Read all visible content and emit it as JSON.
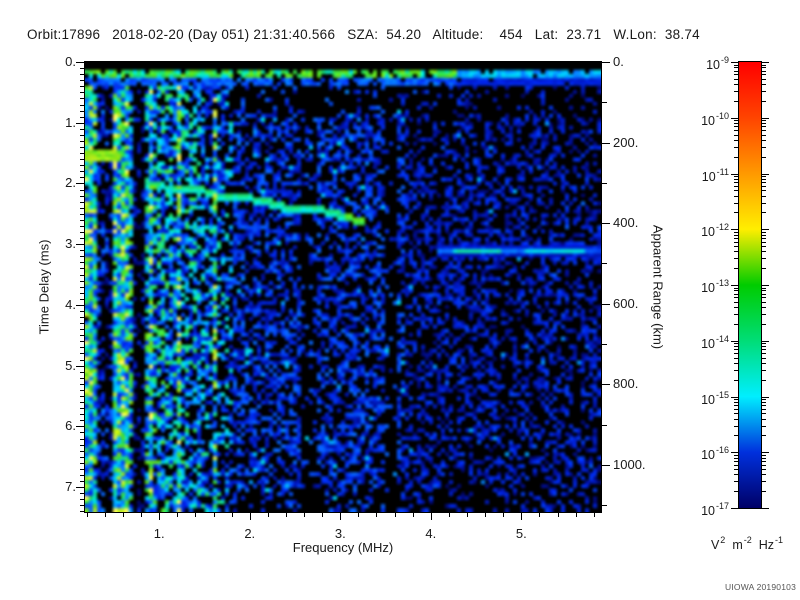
{
  "header": {
    "line": "Orbit:17896   2018-02-20 (Day 051) 21:31:40.566   SZA:  54.20   Altitude:    454   Lat:  23.71   W.Lon:  38.74",
    "orbit": "17896",
    "date": "2018-02-20",
    "day_of_year": "051",
    "time_utc": "21:31:40.566",
    "sza_deg": "54.20",
    "altitude_km": "454",
    "latitude_deg": "23.71",
    "west_longitude_deg": "38.74"
  },
  "watermark": "UIOWA 20190103",
  "chart_data": {
    "type": "heatmap",
    "xlabel": "Frequency (MHz)",
    "x_range_mhz": [
      0.18,
      5.88
    ],
    "x_major_ticks": [
      {
        "v": 1,
        "label": "1."
      },
      {
        "v": 2,
        "label": "2."
      },
      {
        "v": 3,
        "label": "3."
      },
      {
        "v": 4,
        "label": "4."
      },
      {
        "v": 5,
        "label": "5."
      }
    ],
    "x_minor_step_mhz": 0.2,
    "y_left_label": "Time Delay (ms)",
    "y_left_range_ms": [
      0,
      7.41
    ],
    "y_left_major_ticks": [
      {
        "v": 0,
        "label": "0."
      },
      {
        "v": 1,
        "label": "1."
      },
      {
        "v": 2,
        "label": "2."
      },
      {
        "v": 3,
        "label": "3."
      },
      {
        "v": 4,
        "label": "4."
      },
      {
        "v": 5,
        "label": "5."
      },
      {
        "v": 6,
        "label": "6."
      },
      {
        "v": 7,
        "label": "7."
      }
    ],
    "y_left_minor_step_ms": 0.1,
    "y_right_label": "Apparent Range (km)",
    "y_right_range_km": [
      0,
      1117
    ],
    "y_right_major_ticks": [
      {
        "v": 0,
        "label": "0."
      },
      {
        "v": 200,
        "label": "200."
      },
      {
        "v": 400,
        "label": "400."
      },
      {
        "v": 600,
        "label": "600."
      },
      {
        "v": 800,
        "label": "800."
      },
      {
        "v": 1000,
        "label": "1000."
      }
    ],
    "y_right_minor_step_km": 100,
    "colorbar": {
      "scale": "log10",
      "tick_base": "10",
      "tick_exponents": [
        "-9",
        "-10",
        "-11",
        "-12",
        "-13",
        "-14",
        "-15",
        "-16",
        "-17"
      ],
      "unit_parts": [
        {
          "b": "V",
          "s": "2"
        },
        {
          "b": "m",
          "s": "-2"
        },
        {
          "b": "Hz",
          "s": "-1"
        }
      ],
      "decade_colors": [
        "#ff0000",
        "#ff4400",
        "#ff9900",
        "#ffee00",
        "#00cc00",
        "#00dd77",
        "#00eeff",
        "#0030dd",
        "#000066"
      ]
    },
    "features": [
      {
        "name": "broadband-interference-stripe",
        "kind": "horizontal-stripe",
        "delay_ms": [
          0.15,
          0.3
        ],
        "freq_mhz": [
          0.18,
          5.88
        ]
      },
      {
        "name": "low-frequency-ionospheric-noise",
        "kind": "dense-vertical-striping",
        "freq_mhz": [
          0.18,
          1.8
        ],
        "delay_ms": [
          0.3,
          7.41
        ]
      },
      {
        "name": "strong-echo-patch",
        "kind": "bright-patch",
        "freq_mhz": [
          0.18,
          0.47
        ],
        "delay_ms": [
          1.45,
          1.6
        ]
      },
      {
        "name": "ionospheric-echo-trace",
        "kind": "descending-trace",
        "start": {
          "freq_mhz": 0.84,
          "delay_ms": 1.94
        },
        "end": {
          "freq_mhz": 3.24,
          "delay_ms": 2.55
        }
      },
      {
        "name": "surface-echo-line",
        "kind": "horizontal-line",
        "delay_ms": 3.13,
        "freq_mhz": [
          4.1,
          5.88
        ]
      }
    ],
    "render": {
      "seed": 20190103,
      "grid": [
        129,
        113
      ],
      "colormap": [
        [
          0.0,
          "#000000"
        ],
        [
          0.08,
          "#000040"
        ],
        [
          0.18,
          "#0010a0"
        ],
        [
          0.3,
          "#0028e8"
        ],
        [
          0.42,
          "#0868ff"
        ],
        [
          0.52,
          "#00b4ff"
        ],
        [
          0.6,
          "#00e4e4"
        ],
        [
          0.7,
          "#20d860"
        ],
        [
          0.8,
          "#58dc20"
        ],
        [
          0.9,
          "#aae818"
        ],
        [
          1.0,
          "#f8f860"
        ]
      ],
      "green_columns": [
        0.004,
        0.03,
        0.057,
        0.077
      ],
      "dark_bands": [
        [
          0.415,
          0.447,
          0.1
        ],
        [
          0.58,
          0.607,
          0.28
        ],
        [
          0.022,
          0.054,
          0.45
        ],
        [
          0.089,
          0.112,
          0.4
        ]
      ]
    }
  }
}
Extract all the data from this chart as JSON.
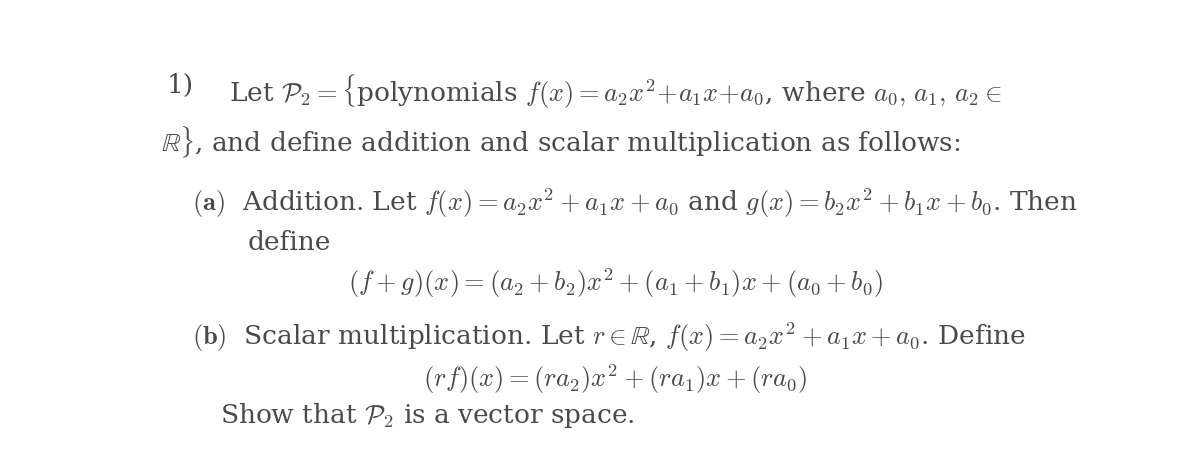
{
  "background_color": "#ffffff",
  "figsize": [
    12.0,
    4.7
  ],
  "dpi": 100,
  "text_color": "#4a4a4a",
  "fontsize": 19
}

Objective: Using the records above, output their complete text exactly, minus any images.

Complete output:
Read all visible content and emit it as JSON.
{
  "header": {
    "line": "Orbit:17896   2018-02-20 (Day 051) 21:31:40.566   SZA:  54.20   Altitude:    454   Lat:  23.71   W.Lon:  38.74",
    "orbit": "17896",
    "date": "2018-02-20",
    "day_of_year": "051",
    "time_utc": "21:31:40.566",
    "sza_deg": "54.20",
    "altitude_km": "454",
    "latitude_deg": "23.71",
    "west_longitude_deg": "38.74"
  },
  "watermark": "UIOWA 20190103",
  "chart_data": {
    "type": "heatmap",
    "xlabel": "Frequency (MHz)",
    "x_range_mhz": [
      0.18,
      5.88
    ],
    "x_major_ticks": [
      {
        "v": 1,
        "label": "1."
      },
      {
        "v": 2,
        "label": "2."
      },
      {
        "v": 3,
        "label": "3."
      },
      {
        "v": 4,
        "label": "4."
      },
      {
        "v": 5,
        "label": "5."
      }
    ],
    "x_minor_step_mhz": 0.2,
    "y_left_label": "Time Delay (ms)",
    "y_left_range_ms": [
      0,
      7.41
    ],
    "y_left_major_ticks": [
      {
        "v": 0,
        "label": "0."
      },
      {
        "v": 1,
        "label": "1."
      },
      {
        "v": 2,
        "label": "2."
      },
      {
        "v": 3,
        "label": "3."
      },
      {
        "v": 4,
        "label": "4."
      },
      {
        "v": 5,
        "label": "5."
      },
      {
        "v": 6,
        "label": "6."
      },
      {
        "v": 7,
        "label": "7."
      }
    ],
    "y_left_minor_step_ms": 0.1,
    "y_right_label": "Apparent Range (km)",
    "y_right_range_km": [
      0,
      1117
    ],
    "y_right_major_ticks": [
      {
        "v": 0,
        "label": "0."
      },
      {
        "v": 200,
        "label": "200."
      },
      {
        "v": 400,
        "label": "400."
      },
      {
        "v": 600,
        "label": "600."
      },
      {
        "v": 800,
        "label": "800."
      },
      {
        "v": 1000,
        "label": "1000."
      }
    ],
    "y_right_minor_step_km": 100,
    "colorbar": {
      "scale": "log10",
      "tick_base": "10",
      "tick_exponents": [
        "-9",
        "-10",
        "-11",
        "-12",
        "-13",
        "-14",
        "-15",
        "-16",
        "-17"
      ],
      "unit_parts": [
        {
          "b": "V",
          "s": "2"
        },
        {
          "b": "m",
          "s": "-2"
        },
        {
          "b": "Hz",
          "s": "-1"
        }
      ],
      "decade_colors": [
        "#ff0000",
        "#ff4400",
        "#ff9900",
        "#ffee00",
        "#00cc00",
        "#00dd77",
        "#00eeff",
        "#0030dd",
        "#000066"
      ]
    },
    "features": [
      {
        "name": "broadband-interference-stripe",
        "kind": "horizontal-stripe",
        "delay_ms": [
          0.15,
          0.3
        ],
        "freq_mhz": [
          0.18,
          5.88
        ]
      },
      {
        "name": "low-frequency-ionospheric-noise",
        "kind": "dense-vertical-striping",
        "freq_mhz": [
          0.18,
          1.8
        ],
        "delay_ms": [
          0.3,
          7.41
        ]
      },
      {
        "name": "strong-echo-patch",
        "kind": "bright-patch",
        "freq_mhz": [
          0.18,
          0.47
        ],
        "delay_ms": [
          1.45,
          1.6
        ]
      },
      {
        "name": "ionospheric-echo-trace",
        "kind": "descending-trace",
        "start": {
          "freq_mhz": 0.84,
          "delay_ms": 1.94
        },
        "end": {
          "freq_mhz": 3.24,
          "delay_ms": 2.55
        }
      },
      {
        "name": "surface-echo-line",
        "kind": "horizontal-line",
        "delay_ms": 3.13,
        "freq_mhz": [
          4.1,
          5.88
        ]
      }
    ],
    "render": {
      "seed": 20190103,
      "grid": [
        129,
        113
      ],
      "colormap": [
        [
          0.0,
          "#000000"
        ],
        [
          0.08,
          "#000040"
        ],
        [
          0.18,
          "#0010a0"
        ],
        [
          0.3,
          "#0028e8"
        ],
        [
          0.42,
          "#0868ff"
        ],
        [
          0.52,
          "#00b4ff"
        ],
        [
          0.6,
          "#00e4e4"
        ],
        [
          0.7,
          "#20d860"
        ],
        [
          0.8,
          "#58dc20"
        ],
        [
          0.9,
          "#aae818"
        ],
        [
          1.0,
          "#f8f860"
        ]
      ],
      "green_columns": [
        0.004,
        0.03,
        0.057,
        0.077
      ],
      "dark_bands": [
        [
          0.415,
          0.447,
          0.1
        ],
        [
          0.58,
          0.607,
          0.28
        ],
        [
          0.022,
          0.054,
          0.45
        ],
        [
          0.089,
          0.112,
          0.4
        ]
      ]
    }
  }
}
Extract all the data from this chart as JSON.
{
  "background_color": "#ffffff",
  "figsize": [
    12.0,
    4.7
  ],
  "dpi": 100,
  "text_color": "#4a4a4a",
  "fontsize": 19
}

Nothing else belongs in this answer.